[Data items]
● ● ● ● ●

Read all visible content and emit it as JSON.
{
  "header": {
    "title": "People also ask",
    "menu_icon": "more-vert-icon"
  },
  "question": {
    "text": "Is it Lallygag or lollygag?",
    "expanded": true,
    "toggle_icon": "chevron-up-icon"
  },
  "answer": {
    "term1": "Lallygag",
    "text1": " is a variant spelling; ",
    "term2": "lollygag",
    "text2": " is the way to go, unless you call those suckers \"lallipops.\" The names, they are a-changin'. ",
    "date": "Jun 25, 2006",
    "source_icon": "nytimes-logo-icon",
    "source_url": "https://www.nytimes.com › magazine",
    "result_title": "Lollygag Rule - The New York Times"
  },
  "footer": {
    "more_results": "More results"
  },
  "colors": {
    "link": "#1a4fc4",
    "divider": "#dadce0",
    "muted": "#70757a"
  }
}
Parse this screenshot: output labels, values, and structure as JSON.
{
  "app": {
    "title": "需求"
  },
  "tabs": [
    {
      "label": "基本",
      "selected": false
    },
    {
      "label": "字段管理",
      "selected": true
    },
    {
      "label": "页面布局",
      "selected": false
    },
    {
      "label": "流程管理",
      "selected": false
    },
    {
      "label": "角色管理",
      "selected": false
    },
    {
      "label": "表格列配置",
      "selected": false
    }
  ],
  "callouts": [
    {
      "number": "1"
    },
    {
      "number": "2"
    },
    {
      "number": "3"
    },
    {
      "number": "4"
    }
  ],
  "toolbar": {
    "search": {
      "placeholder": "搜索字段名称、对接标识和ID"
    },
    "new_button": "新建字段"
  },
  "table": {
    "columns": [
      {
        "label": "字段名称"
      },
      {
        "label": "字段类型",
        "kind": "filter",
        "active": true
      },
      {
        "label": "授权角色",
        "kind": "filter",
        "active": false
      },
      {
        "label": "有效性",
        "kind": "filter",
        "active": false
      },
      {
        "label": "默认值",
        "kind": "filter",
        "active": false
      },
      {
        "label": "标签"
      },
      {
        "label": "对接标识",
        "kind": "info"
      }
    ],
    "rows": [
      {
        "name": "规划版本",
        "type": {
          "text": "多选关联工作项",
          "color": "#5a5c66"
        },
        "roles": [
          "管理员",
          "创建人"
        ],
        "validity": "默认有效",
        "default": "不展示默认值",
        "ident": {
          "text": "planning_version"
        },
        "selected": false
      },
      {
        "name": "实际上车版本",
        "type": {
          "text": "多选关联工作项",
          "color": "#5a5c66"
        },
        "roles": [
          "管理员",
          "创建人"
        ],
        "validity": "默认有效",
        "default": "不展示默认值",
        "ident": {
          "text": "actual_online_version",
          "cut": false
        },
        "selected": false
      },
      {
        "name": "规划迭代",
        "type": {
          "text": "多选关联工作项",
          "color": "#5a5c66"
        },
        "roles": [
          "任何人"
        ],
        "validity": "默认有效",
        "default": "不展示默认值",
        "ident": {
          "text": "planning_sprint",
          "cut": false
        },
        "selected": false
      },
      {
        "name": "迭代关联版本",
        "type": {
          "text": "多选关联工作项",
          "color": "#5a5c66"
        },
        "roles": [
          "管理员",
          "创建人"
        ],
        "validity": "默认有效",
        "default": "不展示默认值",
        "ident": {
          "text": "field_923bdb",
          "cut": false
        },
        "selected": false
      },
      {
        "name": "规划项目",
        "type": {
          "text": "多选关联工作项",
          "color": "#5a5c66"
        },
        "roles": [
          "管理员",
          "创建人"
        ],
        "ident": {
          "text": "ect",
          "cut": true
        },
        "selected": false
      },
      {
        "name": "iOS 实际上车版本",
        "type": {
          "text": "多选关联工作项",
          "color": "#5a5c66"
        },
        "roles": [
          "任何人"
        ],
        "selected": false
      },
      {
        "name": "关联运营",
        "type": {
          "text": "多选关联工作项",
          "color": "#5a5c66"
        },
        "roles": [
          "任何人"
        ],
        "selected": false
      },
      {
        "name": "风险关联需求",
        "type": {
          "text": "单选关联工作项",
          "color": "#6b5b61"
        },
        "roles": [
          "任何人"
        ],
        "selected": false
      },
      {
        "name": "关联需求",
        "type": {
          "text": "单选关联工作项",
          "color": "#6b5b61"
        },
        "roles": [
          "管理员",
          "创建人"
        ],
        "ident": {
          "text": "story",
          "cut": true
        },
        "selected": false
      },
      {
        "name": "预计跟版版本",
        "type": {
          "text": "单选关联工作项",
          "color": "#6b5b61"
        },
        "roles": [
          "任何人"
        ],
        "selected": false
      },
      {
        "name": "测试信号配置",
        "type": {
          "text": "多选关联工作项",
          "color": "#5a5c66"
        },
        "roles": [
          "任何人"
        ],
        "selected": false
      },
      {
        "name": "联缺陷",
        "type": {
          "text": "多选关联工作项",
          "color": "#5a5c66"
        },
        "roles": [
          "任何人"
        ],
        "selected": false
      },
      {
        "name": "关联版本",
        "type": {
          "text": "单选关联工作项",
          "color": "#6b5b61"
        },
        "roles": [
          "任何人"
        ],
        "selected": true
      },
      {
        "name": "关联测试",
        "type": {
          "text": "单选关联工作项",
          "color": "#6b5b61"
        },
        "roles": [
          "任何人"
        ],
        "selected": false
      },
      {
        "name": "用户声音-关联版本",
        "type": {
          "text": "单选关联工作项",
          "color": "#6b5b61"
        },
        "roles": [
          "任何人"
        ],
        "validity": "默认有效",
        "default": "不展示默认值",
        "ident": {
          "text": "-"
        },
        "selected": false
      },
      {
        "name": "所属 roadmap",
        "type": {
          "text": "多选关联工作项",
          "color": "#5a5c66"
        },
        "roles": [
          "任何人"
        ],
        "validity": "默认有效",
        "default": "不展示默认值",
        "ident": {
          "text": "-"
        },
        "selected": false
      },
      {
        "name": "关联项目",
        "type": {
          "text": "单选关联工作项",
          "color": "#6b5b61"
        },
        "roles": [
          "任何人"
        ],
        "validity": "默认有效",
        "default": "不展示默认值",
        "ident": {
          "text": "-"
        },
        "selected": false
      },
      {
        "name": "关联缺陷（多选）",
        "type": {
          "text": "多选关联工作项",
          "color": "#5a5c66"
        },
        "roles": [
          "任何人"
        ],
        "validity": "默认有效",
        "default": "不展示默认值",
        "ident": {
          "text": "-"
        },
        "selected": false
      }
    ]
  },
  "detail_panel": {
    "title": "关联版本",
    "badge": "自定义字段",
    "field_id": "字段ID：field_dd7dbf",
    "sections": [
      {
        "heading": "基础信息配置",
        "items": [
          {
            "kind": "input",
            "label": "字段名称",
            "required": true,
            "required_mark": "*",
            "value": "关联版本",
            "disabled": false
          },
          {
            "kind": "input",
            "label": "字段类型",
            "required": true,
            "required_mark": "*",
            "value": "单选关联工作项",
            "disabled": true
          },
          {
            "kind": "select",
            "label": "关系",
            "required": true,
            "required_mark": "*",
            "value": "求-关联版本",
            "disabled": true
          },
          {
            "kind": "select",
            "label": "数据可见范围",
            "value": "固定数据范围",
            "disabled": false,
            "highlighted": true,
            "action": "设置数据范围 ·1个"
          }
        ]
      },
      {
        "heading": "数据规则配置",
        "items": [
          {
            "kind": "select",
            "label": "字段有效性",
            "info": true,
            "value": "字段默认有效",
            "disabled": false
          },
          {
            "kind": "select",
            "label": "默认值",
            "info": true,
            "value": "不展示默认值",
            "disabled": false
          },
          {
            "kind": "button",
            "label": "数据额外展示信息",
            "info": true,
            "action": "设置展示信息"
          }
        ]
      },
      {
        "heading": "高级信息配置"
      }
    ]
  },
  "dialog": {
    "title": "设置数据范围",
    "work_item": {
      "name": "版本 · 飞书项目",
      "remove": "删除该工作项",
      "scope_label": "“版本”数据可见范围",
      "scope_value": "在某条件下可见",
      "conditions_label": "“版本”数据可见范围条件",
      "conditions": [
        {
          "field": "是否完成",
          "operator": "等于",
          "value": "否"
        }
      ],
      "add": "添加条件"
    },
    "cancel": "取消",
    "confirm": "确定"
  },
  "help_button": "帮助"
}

● ● ● ● ●

◆ Brief
Out of the records, collect only those lines that contain the string "heading".

◆ Reply
        "heading": "基础信息配置",
        "heading": "数据规则配置",
        "heading": "高级信息配置"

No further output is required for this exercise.